## [DATASET EXTRACT]

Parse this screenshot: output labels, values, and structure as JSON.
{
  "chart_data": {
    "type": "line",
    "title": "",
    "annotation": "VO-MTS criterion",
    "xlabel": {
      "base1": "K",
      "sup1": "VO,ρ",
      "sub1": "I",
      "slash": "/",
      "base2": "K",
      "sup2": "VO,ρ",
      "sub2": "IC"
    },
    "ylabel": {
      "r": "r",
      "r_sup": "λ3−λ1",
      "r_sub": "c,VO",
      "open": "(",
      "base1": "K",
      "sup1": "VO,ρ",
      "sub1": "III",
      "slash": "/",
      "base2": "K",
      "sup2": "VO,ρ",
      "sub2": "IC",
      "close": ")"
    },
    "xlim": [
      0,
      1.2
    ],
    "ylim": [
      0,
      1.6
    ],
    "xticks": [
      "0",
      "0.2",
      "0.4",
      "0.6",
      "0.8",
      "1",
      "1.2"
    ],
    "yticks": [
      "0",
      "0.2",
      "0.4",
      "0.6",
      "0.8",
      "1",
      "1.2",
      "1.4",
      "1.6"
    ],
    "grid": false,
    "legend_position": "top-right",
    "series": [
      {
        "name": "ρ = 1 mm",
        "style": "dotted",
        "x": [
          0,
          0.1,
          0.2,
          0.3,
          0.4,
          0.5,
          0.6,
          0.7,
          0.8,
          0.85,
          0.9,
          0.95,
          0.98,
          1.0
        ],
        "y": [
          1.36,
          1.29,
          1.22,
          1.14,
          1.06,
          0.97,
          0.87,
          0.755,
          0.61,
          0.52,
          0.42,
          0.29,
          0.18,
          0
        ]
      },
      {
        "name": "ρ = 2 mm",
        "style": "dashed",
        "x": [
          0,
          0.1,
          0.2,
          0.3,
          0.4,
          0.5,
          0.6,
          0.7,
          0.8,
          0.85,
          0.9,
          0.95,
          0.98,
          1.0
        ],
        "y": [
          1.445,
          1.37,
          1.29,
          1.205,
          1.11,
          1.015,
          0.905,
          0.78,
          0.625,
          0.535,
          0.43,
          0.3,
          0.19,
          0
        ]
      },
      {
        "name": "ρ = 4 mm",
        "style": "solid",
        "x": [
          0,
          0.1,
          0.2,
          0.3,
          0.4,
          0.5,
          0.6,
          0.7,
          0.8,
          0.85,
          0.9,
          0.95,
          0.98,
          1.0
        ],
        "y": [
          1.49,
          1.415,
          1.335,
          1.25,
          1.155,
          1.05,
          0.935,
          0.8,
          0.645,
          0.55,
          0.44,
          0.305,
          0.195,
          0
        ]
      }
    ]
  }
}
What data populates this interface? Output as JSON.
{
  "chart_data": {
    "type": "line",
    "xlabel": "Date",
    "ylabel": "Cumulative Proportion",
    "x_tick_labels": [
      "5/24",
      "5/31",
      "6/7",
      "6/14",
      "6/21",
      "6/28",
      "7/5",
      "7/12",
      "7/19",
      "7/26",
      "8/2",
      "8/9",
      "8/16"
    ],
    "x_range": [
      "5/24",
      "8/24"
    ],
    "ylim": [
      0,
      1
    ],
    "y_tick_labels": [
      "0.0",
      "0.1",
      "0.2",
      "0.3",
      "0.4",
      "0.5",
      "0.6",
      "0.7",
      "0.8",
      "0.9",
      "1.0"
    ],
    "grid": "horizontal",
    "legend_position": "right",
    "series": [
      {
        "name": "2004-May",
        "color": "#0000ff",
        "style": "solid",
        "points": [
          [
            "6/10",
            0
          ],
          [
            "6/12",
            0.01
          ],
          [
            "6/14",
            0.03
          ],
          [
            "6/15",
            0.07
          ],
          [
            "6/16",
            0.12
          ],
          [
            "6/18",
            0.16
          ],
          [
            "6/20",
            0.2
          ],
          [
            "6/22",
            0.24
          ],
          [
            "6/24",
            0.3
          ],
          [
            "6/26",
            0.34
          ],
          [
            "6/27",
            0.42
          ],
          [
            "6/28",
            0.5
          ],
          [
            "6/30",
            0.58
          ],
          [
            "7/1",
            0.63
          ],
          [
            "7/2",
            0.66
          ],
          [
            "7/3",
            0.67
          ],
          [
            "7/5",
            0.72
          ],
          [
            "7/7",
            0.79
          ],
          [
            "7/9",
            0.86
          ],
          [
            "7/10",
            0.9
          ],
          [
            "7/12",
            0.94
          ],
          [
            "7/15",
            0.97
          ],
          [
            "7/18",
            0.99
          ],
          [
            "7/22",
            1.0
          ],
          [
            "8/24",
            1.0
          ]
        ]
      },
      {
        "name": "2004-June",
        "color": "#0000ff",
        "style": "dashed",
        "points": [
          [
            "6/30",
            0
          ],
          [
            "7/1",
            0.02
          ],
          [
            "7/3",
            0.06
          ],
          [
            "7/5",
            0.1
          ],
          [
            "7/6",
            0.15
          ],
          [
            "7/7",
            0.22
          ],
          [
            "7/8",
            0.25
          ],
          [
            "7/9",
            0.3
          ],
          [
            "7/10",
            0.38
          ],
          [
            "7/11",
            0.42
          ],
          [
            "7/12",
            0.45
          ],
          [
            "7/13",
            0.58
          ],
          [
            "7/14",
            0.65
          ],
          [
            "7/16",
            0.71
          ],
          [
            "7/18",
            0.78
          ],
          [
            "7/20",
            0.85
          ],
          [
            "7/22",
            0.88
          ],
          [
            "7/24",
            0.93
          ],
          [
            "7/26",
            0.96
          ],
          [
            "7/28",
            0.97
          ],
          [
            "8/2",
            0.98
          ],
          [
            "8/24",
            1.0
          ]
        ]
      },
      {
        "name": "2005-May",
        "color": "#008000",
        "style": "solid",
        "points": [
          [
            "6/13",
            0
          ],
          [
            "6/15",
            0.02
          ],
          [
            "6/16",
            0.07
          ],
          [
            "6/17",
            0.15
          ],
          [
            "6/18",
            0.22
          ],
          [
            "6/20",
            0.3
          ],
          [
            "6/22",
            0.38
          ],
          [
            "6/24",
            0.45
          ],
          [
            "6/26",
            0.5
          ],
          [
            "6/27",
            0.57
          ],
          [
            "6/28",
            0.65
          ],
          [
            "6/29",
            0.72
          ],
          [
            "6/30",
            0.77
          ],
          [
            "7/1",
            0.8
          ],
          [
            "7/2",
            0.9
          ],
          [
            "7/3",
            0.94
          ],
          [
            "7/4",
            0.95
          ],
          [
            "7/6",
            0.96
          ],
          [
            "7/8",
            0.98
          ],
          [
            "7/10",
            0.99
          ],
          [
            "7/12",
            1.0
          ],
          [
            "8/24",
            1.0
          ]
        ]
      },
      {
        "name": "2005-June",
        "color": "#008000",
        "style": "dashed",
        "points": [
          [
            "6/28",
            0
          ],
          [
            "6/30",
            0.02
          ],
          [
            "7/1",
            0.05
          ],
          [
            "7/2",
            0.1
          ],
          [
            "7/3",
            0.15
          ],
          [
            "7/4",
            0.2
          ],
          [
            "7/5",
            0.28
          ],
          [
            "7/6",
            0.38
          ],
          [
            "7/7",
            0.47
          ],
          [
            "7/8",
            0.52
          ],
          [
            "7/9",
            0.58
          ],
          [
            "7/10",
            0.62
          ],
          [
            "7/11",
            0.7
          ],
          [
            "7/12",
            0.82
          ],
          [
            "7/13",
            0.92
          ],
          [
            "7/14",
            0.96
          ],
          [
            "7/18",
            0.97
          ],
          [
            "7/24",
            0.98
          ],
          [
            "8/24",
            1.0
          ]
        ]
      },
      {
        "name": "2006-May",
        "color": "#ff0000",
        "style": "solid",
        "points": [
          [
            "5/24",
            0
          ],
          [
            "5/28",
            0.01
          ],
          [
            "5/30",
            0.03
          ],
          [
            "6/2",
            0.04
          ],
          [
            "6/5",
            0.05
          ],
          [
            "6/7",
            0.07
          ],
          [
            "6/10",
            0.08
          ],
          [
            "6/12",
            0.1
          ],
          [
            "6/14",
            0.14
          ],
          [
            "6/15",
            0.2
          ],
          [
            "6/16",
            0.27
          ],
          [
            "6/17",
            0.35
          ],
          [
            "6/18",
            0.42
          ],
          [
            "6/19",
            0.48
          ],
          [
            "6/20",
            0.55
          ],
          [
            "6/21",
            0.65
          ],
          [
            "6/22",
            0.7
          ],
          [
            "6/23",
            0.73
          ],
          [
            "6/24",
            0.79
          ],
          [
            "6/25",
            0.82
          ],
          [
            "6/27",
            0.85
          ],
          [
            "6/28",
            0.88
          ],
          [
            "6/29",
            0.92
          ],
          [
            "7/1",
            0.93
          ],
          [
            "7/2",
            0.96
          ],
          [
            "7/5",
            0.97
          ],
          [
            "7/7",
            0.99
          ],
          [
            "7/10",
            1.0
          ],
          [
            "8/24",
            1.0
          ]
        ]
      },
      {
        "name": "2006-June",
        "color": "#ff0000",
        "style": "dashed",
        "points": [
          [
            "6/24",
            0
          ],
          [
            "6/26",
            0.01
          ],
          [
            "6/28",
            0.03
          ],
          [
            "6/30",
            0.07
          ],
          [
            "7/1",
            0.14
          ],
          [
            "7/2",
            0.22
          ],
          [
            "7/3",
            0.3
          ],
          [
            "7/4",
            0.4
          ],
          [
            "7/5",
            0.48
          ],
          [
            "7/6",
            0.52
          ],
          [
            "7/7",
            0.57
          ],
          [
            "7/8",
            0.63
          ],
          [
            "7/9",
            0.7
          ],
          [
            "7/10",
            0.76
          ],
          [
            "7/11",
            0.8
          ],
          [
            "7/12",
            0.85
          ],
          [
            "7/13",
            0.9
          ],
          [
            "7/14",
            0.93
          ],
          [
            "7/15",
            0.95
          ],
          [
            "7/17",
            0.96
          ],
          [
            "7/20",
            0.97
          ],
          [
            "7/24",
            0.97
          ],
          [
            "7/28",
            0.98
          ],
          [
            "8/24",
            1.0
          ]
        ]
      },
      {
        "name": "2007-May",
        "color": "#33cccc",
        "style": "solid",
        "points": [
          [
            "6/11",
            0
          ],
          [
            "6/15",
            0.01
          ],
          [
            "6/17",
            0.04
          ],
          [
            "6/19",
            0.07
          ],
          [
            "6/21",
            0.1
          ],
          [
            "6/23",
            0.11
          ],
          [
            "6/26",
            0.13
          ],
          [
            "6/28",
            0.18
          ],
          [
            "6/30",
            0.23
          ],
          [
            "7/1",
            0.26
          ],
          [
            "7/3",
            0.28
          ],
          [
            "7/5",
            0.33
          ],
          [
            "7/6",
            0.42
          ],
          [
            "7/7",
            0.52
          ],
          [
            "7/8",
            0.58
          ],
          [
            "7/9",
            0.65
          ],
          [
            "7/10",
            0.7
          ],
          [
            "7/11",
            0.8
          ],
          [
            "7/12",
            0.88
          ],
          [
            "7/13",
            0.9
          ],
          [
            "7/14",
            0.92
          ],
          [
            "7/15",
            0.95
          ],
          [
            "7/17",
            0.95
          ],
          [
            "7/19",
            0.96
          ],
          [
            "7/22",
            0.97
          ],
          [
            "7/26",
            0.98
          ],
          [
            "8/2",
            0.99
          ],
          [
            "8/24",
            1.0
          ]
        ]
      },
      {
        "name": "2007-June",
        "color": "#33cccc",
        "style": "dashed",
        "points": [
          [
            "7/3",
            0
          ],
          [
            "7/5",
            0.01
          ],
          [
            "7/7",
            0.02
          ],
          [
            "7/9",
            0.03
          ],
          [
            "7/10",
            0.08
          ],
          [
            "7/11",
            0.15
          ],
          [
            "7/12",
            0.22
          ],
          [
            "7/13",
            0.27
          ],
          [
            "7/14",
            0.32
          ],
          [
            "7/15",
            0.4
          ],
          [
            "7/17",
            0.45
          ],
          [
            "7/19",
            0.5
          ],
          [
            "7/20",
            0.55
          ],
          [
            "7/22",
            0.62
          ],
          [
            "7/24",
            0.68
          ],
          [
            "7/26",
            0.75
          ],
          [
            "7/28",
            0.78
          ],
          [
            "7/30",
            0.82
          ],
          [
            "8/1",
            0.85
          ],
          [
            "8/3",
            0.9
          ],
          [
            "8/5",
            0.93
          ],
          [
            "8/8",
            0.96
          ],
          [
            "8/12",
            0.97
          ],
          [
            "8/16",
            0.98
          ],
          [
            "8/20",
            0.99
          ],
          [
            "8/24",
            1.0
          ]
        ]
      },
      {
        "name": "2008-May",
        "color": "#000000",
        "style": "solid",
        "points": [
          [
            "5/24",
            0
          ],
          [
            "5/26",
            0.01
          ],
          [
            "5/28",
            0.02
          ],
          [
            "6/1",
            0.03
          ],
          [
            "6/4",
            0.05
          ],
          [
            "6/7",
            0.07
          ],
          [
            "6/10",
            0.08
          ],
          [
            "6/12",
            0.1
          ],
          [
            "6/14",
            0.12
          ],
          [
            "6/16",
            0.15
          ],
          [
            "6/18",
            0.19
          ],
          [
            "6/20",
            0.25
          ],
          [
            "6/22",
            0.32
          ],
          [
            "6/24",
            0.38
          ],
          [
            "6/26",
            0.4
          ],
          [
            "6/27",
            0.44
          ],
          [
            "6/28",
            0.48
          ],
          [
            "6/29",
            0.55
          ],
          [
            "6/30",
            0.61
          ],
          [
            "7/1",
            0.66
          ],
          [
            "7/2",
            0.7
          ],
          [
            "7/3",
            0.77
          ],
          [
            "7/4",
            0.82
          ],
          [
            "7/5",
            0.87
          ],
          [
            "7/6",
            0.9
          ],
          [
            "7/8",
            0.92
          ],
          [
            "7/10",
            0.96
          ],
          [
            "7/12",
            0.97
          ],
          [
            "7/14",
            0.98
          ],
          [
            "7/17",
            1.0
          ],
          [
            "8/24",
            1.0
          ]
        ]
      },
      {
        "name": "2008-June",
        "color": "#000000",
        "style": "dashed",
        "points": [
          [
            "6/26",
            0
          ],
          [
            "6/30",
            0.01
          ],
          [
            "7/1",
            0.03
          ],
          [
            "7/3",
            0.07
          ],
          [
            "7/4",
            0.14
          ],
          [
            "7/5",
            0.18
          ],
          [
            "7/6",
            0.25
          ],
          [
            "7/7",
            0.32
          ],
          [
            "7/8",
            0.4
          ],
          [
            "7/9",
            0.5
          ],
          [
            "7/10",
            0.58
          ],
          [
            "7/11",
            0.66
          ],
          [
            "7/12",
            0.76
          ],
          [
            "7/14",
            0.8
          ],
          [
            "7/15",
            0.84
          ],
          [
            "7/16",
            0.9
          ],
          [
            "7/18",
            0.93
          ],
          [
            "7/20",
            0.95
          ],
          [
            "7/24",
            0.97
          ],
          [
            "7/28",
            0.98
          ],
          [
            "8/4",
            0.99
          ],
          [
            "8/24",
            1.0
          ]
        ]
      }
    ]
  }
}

## [PROMPT]
Track down all lines above with the string "June" and copy them.

## [IN RESPONSE]
        "name": "2004-June",
        "name": "2005-June",
        "name": "2006-June",
        "name": "2007-June",
        "name": "2008-June",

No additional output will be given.